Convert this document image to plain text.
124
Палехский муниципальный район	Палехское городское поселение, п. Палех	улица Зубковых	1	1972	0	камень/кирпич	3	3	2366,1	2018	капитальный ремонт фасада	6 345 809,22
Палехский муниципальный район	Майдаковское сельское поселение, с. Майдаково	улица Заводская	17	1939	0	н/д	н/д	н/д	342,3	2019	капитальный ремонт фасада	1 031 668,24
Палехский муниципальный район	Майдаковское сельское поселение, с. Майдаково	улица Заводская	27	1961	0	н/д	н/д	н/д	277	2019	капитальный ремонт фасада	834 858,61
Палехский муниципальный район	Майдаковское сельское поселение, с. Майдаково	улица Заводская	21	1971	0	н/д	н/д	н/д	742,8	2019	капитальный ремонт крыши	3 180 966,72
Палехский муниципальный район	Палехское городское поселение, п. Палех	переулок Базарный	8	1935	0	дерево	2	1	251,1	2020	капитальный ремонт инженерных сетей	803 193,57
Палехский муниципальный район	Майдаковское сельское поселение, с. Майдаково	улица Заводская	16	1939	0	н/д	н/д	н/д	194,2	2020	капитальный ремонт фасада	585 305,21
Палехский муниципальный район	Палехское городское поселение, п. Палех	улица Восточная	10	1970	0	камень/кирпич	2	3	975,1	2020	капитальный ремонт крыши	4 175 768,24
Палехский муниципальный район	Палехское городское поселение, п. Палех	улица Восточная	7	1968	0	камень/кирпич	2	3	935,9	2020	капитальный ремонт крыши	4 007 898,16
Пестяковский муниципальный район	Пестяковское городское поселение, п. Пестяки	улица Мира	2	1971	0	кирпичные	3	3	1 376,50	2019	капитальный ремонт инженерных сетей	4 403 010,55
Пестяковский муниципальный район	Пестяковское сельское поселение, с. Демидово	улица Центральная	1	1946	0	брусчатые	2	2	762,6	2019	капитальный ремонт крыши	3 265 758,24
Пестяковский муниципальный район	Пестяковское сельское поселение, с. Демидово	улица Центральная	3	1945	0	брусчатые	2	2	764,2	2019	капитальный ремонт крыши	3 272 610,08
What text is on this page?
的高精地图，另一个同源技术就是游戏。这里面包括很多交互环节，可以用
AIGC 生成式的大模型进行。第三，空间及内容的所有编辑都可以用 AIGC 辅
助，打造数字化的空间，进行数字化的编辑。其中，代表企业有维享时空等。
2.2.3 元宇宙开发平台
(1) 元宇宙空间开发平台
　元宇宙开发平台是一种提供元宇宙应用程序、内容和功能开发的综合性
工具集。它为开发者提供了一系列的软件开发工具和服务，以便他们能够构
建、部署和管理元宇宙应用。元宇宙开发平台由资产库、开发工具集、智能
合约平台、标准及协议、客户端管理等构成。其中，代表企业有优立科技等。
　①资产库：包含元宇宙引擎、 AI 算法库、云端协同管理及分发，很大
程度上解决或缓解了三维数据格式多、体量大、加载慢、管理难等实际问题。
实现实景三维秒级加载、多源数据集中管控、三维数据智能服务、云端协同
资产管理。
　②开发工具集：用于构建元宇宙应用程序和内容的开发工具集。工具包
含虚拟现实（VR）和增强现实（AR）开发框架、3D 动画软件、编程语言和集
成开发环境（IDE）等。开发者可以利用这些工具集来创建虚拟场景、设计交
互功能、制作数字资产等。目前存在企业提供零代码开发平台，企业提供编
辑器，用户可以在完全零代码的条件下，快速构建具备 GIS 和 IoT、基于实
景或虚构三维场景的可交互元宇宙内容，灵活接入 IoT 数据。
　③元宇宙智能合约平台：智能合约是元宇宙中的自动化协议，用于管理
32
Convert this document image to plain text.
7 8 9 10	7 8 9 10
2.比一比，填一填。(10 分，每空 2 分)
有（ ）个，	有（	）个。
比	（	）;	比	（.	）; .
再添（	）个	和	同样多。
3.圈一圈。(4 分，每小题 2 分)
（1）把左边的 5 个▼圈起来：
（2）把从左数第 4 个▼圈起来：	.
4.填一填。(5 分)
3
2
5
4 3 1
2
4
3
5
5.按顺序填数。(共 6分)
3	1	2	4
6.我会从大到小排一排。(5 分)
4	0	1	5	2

■ ■ ■

PROBLEM REQUIREMENTS:
Everything from the line containing "What text is on this page?" to the last line of the entries above should be quoted exactly, and only that.

REPLY:
What text is on this page?
的高精地图，另一个同源技术就是游戏。这里面包括很多交互环节，可以用
AIGC 生成式的大模型进行。第三，空间及内容的所有编辑都可以用 AIGC 辅
助，打造数字化的空间，进行数字化的编辑。其中，代表企业有维享时空等。
2.2.3 元宇宙开发平台
(1) 元宇宙空间开发平台
　元宇宙开发平台是一种提供元宇宙应用程序、内容和功能开发的综合性
工具集。它为开发者提供了一系列的软件开发工具和服务，以便他们能够构
建、部署和管理元宇宙应用。元宇宙开发平台由资产库、开发工具集、智能
合约平台、标准及协议、客户端管理等构成。其中，代表企业有优立科技等。
　①资产库：包含元宇宙引擎、 AI 算法库、云端协同管理及分发，很大
程度上解决或缓解了三维数据格式多、体量大、加载慢、管理难等实际问题。
实现实景三维秒级加载、多源数据集中管控、三维数据智能服务、云端协同
资产管理。
　②开发工具集：用于构建元宇宙应用程序和内容的开发工具集。工具包
含虚拟现实（VR）和增强现实（AR）开发框架、3D 动画软件、编程语言和集
成开发环境（IDE）等。开发者可以利用这些工具集来创建虚拟场景、设计交
互功能、制作数字资产等。目前存在企业提供零代码开发平台，企业提供编
辑器，用户可以在完全零代码的条件下，快速构建具备 GIS 和 IoT、基于实
景或虚构三维场景的可交互元宇宙内容，灵活接入 IoT 数据。
　③元宇宙智能合约平台：智能合约是元宇宙中的自动化协议，用于管理
32
Convert this document image to plain text.
7 8 9 10	7 8 9 10
2.比一比，填一填。(10 分，每空 2 分)
有（ ）个，	有（	）个。
比	（	）;	比	（.	）; .
再添（	）个	和	同样多。
3.圈一圈。(4 分，每小题 2 分)
（1）把左边的 5 个▼圈起来：
（2）把从左数第 4 个▼圈起来：	.
4.填一填。(5 分)
3
2
5
4 3 1
2
4
3
5
5.按顺序填数。(共 6分)
3	1	2	4
6.我会从大到小排一排。(5 分)
4	0	1	5	2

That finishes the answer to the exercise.